§ Problem details
Copy, in full, each line of the material that holds the word "Tomato".

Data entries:
##########

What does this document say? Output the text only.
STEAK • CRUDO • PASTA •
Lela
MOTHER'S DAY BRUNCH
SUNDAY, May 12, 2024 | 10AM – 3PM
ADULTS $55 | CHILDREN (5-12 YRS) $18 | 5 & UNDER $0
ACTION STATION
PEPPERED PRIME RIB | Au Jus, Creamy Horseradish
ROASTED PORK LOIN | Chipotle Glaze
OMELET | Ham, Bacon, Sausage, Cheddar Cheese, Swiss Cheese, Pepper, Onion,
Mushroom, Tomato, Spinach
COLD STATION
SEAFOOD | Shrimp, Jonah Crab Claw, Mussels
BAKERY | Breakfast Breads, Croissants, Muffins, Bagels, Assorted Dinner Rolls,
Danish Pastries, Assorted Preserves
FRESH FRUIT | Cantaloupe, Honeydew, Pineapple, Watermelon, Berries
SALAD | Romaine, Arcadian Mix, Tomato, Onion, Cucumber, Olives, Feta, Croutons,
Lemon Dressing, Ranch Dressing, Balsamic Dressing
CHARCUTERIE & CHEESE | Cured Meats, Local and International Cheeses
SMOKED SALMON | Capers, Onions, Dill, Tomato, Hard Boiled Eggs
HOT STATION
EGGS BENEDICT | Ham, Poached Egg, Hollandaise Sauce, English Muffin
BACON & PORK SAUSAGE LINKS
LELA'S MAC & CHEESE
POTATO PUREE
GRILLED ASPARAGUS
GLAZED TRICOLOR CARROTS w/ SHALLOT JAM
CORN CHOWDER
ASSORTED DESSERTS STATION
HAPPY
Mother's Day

##########

§ Output for this exercise
Mushroom, Tomato, Spinach
SALAD | Romaine, Arcadian Mix, Tomato, Onion, Cucumber, Olives, Feta, Croutons,
SMOKED SALMON | Capers, Onions, Dill, Tomato, Hard Boiled Eggs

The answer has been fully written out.